• EXCERPTED TEXT:
━━━━━━━━━━
What Iranian women must deal with in ‘The Seed of the Sacred Fig’

Iranian Cinema is something to behold and to aspire to. After the Iranian Revolution in 1979, theocracy took over to replace the monarchy with another version of an oppressive regime. Artists must be careful with their artworks because the regime and its adherents thoroughly surveil them. Commentary is heavily policed, if not redacted.
However, this did not stop many filmmakers from having their works pass the Iranian censors and earn accolades on the planet. Yet, sometimes, filmmakers must work with what they have and under the covers, so to speak.
The Seed of the Sacred Fig (2024, directed by Mohammad Rasoulof) deals with acerbic accusations against the theocratic regime with real-life footage of the violence against protesters and embedding them inside a family drama.
The film was shot secretly and smuggled out of Iran to great acclaim. The filmmaker had to flee to Germany before Iranian leaders sentenced him to jail for years, and some of the cast and crew had to seek refuge in Europe. This film is an indictment against theocratic oppressive regimes that affect everybody, most of all the women of Iran. This film mentions and witnesses the story at the tail-end of March, Women’s Month.
The Seed of the Sacred Fig starts with a metaphor for a particular plant that becomes a parasite. It starts by integrating itself into a plant, eventually using its place and sustenance to kill the host plant. This is an apt metaphor for what a seemingly innocuous family development is when the father gets a promotion to be part of the oppressive judicial machinery of the regime.
━━━━━━━━━━
• ENTRIES SUPPLIED:
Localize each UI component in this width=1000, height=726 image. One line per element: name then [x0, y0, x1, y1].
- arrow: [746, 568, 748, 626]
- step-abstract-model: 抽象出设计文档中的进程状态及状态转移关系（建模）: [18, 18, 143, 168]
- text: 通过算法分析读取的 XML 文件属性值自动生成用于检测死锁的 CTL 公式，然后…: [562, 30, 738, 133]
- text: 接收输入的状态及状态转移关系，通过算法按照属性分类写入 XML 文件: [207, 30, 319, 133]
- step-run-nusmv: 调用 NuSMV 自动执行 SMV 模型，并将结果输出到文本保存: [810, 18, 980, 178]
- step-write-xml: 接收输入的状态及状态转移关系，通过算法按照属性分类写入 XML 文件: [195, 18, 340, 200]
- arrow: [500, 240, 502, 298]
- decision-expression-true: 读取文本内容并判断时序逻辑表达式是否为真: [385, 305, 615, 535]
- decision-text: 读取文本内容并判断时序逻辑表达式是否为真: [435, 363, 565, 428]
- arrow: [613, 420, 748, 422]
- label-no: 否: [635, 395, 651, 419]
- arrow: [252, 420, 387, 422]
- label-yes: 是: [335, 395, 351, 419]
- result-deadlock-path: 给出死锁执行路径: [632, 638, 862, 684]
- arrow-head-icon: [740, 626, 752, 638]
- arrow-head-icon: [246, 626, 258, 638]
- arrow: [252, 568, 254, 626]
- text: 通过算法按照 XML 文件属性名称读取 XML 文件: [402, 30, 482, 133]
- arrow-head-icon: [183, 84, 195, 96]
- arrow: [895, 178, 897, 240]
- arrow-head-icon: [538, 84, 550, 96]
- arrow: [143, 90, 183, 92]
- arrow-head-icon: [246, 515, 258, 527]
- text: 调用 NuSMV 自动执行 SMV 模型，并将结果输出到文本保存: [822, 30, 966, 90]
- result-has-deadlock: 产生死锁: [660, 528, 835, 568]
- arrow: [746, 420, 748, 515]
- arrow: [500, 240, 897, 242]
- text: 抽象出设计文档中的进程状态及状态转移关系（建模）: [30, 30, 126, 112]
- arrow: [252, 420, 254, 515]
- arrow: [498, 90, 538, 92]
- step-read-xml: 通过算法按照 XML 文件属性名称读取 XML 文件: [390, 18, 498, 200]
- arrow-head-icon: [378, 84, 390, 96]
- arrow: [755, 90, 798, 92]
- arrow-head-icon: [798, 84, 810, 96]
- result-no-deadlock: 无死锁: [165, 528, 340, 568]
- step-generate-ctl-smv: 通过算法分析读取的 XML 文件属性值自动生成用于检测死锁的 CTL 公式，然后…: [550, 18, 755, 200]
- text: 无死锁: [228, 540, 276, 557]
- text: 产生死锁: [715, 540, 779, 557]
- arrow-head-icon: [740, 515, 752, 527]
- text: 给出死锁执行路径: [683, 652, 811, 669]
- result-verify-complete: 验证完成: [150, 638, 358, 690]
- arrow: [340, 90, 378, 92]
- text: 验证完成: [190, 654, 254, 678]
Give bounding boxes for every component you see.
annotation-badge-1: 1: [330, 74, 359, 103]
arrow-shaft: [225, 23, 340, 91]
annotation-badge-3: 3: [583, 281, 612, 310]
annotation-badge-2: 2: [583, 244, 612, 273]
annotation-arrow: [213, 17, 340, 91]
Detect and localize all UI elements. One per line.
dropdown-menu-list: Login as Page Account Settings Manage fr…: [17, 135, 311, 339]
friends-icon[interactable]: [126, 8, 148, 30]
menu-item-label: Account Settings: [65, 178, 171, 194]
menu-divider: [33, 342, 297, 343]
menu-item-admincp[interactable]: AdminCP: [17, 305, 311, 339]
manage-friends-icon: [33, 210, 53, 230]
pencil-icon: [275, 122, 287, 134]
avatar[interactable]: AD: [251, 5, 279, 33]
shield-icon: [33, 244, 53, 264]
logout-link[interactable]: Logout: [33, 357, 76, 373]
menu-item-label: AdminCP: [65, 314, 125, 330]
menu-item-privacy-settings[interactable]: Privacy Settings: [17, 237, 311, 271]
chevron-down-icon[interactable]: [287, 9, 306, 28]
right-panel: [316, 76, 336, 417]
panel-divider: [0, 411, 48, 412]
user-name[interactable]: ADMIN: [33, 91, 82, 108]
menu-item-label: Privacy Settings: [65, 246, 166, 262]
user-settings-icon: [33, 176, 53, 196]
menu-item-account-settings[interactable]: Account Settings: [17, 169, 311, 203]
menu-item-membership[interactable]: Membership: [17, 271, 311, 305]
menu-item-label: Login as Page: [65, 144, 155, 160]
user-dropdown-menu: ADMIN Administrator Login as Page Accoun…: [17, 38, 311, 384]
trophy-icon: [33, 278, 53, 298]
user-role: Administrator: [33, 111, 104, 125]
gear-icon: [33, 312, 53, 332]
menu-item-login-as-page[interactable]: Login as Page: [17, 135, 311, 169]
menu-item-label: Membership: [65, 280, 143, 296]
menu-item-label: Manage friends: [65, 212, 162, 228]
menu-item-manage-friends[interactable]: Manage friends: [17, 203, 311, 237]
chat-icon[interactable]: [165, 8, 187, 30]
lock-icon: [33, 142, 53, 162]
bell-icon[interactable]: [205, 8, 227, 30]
━━━━━━━━━━
• REQUIRED TASK:
From the article on The Seed of the Sacred Fig, answer each question:
(a) In what year did the Iranian Revolution take place?
(b) To which country did the filmmaker flee?
(c) What does the father get a promotion to become part of?
Work only from the article about the film, and leave the records aside.

• RESULT OF THIS EXERCISE:
(a) 1979
(b) Germany
(c) The oppressive judicial machinery of the regime